[PROBLEM STATEMENT]:
Print the listing unchanged, everything from its first line down through the line containing "y-tick-label: −0.01 — [78, 295, 118, 310]".

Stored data
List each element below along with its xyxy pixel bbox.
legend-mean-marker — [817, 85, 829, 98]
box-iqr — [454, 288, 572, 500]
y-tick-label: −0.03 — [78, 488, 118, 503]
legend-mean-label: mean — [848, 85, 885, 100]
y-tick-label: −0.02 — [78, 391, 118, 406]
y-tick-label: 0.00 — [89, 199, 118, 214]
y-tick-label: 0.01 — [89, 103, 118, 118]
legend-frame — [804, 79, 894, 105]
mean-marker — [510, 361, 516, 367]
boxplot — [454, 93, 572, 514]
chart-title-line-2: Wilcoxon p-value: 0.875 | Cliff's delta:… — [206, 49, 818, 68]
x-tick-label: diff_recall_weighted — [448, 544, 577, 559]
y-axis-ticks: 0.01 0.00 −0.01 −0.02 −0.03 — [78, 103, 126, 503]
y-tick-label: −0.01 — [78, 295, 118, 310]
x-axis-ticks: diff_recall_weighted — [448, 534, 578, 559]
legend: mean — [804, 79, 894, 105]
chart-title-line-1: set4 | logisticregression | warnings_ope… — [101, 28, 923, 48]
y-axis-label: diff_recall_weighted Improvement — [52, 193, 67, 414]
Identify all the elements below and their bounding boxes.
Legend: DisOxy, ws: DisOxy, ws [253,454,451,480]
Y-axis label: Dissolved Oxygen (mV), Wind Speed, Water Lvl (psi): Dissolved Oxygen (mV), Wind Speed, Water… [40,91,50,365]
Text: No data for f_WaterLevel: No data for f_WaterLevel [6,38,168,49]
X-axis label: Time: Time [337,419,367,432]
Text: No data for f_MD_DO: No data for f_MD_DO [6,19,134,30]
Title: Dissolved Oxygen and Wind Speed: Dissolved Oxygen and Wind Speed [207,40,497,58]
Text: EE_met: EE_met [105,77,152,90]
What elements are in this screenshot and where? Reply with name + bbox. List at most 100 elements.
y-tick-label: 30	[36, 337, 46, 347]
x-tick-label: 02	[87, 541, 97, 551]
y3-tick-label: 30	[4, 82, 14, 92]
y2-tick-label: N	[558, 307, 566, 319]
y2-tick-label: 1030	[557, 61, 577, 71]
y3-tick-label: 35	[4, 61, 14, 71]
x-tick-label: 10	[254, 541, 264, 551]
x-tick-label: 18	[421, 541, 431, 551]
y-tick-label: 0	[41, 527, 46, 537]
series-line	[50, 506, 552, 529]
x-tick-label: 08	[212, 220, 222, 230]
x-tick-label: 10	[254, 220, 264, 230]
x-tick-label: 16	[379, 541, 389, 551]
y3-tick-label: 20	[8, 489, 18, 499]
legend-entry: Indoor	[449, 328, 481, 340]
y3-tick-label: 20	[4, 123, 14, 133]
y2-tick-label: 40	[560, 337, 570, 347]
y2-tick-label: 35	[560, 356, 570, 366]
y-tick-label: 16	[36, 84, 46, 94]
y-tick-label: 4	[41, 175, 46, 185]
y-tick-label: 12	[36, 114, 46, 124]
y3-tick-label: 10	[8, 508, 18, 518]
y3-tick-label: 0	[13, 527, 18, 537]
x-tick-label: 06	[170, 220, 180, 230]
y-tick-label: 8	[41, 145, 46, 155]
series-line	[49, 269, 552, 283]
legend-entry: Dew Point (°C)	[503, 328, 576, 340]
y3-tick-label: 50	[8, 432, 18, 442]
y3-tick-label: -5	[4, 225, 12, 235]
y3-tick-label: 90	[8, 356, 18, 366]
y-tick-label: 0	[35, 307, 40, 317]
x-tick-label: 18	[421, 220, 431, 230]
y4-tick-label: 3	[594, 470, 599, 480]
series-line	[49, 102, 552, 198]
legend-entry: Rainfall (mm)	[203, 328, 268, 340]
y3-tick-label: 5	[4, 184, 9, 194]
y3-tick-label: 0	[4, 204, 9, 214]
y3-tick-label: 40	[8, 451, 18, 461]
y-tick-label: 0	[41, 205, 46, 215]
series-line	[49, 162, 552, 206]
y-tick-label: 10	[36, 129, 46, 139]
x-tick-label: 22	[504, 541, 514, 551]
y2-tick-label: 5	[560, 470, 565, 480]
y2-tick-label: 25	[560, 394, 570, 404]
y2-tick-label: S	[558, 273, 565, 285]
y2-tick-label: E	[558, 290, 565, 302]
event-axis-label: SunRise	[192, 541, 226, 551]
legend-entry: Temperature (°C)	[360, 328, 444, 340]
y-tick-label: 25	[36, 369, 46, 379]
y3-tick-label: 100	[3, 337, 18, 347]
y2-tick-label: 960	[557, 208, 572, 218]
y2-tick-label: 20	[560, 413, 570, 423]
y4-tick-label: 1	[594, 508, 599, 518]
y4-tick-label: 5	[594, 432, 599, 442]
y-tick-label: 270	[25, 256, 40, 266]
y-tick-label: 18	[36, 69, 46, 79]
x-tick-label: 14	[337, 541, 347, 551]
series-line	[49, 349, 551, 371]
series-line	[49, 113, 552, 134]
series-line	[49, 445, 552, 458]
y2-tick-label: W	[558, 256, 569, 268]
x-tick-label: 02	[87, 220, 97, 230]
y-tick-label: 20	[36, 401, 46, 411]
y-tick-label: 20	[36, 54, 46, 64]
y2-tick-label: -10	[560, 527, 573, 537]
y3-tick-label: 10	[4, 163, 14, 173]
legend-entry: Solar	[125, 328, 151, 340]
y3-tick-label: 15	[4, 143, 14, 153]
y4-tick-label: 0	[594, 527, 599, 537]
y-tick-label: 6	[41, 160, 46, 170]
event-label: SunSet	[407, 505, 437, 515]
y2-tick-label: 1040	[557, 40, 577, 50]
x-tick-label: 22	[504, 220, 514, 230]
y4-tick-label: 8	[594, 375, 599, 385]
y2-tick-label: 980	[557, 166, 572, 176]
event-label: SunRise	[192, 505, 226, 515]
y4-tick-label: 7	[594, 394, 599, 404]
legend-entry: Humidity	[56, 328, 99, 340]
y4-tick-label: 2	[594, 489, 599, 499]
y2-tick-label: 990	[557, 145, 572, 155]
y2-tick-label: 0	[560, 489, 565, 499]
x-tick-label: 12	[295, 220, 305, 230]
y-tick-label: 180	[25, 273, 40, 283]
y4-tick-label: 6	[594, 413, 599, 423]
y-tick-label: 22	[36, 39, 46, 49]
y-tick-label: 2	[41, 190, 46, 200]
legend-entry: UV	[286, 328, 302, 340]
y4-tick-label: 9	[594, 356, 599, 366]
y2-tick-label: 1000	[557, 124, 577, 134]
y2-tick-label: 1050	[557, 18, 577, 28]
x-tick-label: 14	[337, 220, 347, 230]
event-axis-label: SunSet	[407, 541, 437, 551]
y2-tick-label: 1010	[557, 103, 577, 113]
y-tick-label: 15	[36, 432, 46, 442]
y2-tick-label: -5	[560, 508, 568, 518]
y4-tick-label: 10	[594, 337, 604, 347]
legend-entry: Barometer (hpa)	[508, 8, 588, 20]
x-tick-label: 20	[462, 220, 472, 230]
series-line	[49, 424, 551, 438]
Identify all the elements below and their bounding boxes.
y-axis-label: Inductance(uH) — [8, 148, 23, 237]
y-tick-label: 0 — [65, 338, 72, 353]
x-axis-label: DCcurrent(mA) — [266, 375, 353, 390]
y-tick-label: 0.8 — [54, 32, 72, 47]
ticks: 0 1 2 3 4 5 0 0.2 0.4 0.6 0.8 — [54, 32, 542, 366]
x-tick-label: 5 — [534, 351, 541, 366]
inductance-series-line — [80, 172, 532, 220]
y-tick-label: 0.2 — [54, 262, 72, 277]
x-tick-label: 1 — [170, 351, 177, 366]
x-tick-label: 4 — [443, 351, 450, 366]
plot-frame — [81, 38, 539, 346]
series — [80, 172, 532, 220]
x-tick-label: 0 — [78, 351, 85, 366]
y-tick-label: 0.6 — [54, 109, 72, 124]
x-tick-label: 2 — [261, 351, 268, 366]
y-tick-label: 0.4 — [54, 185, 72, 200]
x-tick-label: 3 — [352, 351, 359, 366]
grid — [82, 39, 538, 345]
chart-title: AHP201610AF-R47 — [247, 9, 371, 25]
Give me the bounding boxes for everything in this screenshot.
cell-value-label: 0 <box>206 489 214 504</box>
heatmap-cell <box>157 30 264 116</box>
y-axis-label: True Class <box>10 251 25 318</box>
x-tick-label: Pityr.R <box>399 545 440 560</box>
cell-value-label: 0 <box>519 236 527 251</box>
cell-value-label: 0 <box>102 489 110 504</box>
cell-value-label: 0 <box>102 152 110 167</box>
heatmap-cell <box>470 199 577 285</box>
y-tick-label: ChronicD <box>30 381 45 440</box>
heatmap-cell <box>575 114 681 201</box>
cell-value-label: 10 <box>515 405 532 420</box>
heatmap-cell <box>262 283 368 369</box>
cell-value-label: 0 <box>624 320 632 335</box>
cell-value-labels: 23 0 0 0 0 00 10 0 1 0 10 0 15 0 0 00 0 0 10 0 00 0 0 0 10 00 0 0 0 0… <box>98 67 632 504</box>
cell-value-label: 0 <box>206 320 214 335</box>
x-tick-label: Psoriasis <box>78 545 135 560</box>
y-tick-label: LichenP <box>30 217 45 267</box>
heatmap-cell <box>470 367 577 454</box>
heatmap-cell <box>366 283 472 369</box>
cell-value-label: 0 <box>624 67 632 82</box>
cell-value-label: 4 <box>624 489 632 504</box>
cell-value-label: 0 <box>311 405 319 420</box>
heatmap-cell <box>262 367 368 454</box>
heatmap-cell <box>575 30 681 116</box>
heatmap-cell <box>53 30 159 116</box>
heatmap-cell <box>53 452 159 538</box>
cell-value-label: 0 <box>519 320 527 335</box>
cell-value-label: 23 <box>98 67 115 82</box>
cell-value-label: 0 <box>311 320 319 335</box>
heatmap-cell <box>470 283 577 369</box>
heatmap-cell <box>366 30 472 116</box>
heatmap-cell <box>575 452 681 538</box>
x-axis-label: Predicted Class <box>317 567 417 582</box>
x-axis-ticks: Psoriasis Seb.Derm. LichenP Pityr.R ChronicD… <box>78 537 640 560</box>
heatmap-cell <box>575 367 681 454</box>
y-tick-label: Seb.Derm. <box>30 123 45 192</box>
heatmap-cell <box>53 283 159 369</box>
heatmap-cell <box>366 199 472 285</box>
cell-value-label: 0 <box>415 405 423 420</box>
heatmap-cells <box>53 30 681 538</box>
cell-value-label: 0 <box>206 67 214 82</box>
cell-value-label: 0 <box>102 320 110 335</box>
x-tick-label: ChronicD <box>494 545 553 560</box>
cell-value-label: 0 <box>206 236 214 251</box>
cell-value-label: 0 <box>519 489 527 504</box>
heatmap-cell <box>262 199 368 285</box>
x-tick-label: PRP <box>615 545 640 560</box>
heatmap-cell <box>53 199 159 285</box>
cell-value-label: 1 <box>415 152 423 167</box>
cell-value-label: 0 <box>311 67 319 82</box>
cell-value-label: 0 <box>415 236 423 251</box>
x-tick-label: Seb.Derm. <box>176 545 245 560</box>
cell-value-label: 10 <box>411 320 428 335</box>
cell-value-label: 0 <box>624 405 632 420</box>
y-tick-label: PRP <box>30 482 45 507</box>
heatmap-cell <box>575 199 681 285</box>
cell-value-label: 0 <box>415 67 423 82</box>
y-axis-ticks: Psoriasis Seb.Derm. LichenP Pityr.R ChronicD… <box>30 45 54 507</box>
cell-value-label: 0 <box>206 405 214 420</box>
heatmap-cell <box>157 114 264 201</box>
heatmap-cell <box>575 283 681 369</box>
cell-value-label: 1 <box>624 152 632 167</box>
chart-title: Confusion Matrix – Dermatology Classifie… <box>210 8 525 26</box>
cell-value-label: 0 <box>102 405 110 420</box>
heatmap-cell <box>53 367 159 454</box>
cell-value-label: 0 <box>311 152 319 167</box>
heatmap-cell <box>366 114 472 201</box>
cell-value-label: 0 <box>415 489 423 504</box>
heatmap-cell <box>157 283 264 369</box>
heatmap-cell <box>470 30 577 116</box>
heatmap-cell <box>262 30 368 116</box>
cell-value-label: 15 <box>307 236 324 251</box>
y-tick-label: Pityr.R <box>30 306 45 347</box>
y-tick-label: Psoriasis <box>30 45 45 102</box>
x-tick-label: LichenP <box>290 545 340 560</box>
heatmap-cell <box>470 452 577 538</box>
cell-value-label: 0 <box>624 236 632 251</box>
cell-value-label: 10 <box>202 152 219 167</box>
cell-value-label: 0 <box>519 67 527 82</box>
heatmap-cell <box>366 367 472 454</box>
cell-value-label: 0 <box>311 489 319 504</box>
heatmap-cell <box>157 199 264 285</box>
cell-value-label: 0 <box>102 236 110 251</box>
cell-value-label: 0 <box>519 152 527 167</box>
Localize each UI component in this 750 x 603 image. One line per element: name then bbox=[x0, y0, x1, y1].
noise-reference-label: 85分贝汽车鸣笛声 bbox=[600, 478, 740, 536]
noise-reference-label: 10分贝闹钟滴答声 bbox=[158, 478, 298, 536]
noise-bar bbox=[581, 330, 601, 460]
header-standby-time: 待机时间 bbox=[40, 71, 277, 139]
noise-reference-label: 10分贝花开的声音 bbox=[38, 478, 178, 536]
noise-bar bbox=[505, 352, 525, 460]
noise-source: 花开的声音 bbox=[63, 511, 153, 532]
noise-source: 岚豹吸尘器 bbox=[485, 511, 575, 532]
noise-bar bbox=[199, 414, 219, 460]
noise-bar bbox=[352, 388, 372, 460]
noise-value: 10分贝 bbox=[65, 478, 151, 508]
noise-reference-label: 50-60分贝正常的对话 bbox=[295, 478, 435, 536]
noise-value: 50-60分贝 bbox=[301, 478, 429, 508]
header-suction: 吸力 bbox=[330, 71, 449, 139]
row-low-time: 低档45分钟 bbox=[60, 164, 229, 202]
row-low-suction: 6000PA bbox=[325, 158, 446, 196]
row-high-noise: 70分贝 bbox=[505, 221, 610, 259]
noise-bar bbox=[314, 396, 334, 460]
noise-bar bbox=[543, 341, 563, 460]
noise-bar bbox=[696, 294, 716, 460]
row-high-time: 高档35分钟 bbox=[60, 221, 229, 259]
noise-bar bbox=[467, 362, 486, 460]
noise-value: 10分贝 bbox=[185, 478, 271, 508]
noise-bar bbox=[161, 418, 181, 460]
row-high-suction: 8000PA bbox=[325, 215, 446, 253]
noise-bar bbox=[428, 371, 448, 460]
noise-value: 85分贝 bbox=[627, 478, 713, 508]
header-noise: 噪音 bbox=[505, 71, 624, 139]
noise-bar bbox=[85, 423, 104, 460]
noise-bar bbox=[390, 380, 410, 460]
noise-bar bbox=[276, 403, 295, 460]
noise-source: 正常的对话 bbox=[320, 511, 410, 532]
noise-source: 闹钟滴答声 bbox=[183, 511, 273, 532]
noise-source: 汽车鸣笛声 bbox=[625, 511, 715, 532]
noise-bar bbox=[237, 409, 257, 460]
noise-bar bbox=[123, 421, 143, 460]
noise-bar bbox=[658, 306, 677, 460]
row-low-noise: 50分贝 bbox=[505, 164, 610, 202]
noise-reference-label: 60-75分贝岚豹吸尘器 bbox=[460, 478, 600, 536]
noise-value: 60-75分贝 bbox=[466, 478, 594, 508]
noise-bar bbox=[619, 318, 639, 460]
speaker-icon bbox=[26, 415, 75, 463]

[EXPECTED ANSWER]:
List each element below along with its xyxy pixel bbox.
legend-mean-marker — [817, 85, 829, 98]
box-iqr — [454, 288, 572, 500]
y-tick-label: −0.03 — [78, 488, 118, 503]
legend-mean-label: mean — [848, 85, 885, 100]
y-tick-label: −0.02 — [78, 391, 118, 406]
y-tick-label: 0.00 — [89, 199, 118, 214]
y-tick-label: 0.01 — [89, 103, 118, 118]
legend-frame — [804, 79, 894, 105]
mean-marker — [510, 361, 516, 367]
boxplot — [454, 93, 572, 514]
chart-title-line-2: Wilcoxon p-value: 0.875 | Cliff's delta:… — [206, 49, 818, 68]
x-tick-label: diff_recall_weighted — [448, 544, 577, 559]
y-axis-ticks: 0.01 0.00 −0.01 −0.02 −0.03 — [78, 103, 126, 503]
y-tick-label: −0.01 — [78, 295, 118, 310]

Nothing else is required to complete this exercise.